Exercise task:
List, from the lines below, each one with "پورا" in it.

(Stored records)
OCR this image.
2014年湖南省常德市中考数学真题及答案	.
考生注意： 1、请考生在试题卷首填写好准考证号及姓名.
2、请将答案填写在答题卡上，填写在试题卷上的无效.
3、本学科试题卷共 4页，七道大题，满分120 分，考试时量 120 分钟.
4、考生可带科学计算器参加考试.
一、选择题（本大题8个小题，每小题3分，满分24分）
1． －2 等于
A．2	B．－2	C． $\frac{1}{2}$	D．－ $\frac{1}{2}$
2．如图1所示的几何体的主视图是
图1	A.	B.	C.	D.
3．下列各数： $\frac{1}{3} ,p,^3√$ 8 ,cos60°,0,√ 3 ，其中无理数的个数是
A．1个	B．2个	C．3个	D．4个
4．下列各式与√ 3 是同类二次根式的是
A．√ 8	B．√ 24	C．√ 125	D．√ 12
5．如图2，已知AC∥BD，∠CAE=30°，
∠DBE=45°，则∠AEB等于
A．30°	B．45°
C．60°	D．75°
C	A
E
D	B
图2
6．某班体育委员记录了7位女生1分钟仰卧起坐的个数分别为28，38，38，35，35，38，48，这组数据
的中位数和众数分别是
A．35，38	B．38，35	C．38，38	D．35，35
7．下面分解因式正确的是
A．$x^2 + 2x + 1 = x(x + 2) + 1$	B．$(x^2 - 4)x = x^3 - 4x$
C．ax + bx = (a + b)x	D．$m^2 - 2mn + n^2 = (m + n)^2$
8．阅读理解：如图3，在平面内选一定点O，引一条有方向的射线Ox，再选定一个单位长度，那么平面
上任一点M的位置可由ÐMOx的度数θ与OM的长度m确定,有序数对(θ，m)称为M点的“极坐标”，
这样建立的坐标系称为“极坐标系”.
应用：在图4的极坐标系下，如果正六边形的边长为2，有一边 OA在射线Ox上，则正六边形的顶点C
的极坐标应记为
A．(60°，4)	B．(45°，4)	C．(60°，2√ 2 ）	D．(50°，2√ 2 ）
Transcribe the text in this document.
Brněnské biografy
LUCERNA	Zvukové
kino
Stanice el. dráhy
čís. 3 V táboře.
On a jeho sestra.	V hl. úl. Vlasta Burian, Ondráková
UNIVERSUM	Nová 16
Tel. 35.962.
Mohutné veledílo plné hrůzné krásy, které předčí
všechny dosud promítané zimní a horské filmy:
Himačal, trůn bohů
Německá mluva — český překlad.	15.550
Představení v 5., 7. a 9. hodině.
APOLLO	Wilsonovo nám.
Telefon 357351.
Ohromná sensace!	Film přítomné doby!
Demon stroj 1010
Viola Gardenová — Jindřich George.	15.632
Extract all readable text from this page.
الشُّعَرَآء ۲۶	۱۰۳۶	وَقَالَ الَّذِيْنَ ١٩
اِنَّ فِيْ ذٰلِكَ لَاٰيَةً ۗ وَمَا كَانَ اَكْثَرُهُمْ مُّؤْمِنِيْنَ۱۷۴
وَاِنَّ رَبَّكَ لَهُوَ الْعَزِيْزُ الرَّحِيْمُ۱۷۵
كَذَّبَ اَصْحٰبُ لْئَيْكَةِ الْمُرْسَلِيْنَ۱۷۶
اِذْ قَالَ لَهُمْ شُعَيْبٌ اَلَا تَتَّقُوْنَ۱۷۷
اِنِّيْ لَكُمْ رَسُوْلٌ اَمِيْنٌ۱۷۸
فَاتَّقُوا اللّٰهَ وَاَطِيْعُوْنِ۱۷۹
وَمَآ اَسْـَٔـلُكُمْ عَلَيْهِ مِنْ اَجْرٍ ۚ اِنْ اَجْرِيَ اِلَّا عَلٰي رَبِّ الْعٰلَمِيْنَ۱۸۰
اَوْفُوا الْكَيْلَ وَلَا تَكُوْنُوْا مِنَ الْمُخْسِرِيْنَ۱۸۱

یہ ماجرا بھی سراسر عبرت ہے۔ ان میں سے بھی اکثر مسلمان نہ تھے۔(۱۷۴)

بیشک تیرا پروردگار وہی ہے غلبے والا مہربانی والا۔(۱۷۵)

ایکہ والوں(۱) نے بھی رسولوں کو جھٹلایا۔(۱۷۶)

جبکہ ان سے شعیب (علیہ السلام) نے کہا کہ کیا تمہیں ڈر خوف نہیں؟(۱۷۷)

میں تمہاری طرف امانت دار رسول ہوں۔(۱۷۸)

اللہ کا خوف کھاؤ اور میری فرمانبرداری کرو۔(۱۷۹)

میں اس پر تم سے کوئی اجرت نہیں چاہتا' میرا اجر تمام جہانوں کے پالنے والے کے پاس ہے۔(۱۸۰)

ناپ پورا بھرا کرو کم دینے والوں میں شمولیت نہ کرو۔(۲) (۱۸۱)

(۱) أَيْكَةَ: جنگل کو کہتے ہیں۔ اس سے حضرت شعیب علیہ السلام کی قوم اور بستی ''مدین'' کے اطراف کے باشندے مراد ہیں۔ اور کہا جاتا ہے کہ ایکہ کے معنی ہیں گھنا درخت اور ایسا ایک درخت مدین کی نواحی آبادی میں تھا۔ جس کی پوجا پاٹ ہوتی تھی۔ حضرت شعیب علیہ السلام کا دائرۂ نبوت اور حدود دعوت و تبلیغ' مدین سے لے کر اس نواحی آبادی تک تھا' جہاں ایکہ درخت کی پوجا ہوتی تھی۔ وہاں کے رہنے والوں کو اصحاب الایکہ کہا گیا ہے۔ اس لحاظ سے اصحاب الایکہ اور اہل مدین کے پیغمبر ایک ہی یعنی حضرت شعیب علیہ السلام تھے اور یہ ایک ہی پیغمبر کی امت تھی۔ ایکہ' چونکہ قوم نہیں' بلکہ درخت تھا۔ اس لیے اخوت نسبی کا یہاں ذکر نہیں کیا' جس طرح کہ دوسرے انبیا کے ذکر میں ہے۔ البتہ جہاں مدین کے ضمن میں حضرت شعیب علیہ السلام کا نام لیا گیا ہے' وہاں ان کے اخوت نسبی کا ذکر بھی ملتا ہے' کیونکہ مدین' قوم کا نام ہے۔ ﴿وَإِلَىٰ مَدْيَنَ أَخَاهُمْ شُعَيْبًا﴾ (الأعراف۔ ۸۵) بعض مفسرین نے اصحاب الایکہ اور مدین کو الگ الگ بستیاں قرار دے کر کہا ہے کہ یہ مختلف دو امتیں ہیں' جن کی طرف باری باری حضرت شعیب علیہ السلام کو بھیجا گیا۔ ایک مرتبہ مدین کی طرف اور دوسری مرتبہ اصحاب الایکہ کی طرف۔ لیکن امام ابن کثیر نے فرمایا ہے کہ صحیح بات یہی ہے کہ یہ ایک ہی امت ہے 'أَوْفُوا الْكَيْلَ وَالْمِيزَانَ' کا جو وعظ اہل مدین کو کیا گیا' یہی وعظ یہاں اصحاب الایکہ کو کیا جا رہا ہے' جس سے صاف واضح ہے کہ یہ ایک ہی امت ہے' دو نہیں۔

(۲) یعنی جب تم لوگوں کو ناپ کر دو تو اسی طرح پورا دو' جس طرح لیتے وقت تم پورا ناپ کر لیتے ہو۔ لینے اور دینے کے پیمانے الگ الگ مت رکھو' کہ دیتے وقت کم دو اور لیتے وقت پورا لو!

In response:
ناپ پورا بھرا کرو کم دینے والوں میں شمولیت نہ کرو۔(۲) (۱۸۱)
(۲) یعنی جب تم لوگوں کو ناپ کر دو تو اسی طرح پورا دو' جس طرح لیتے وقت تم پورا ناپ کر لیتے ہو۔ لینے اور دینے کے پیمانے الگ الگ مت رکھو' کہ دیتے وقت کم دو اور لیتے وقت پورا لو!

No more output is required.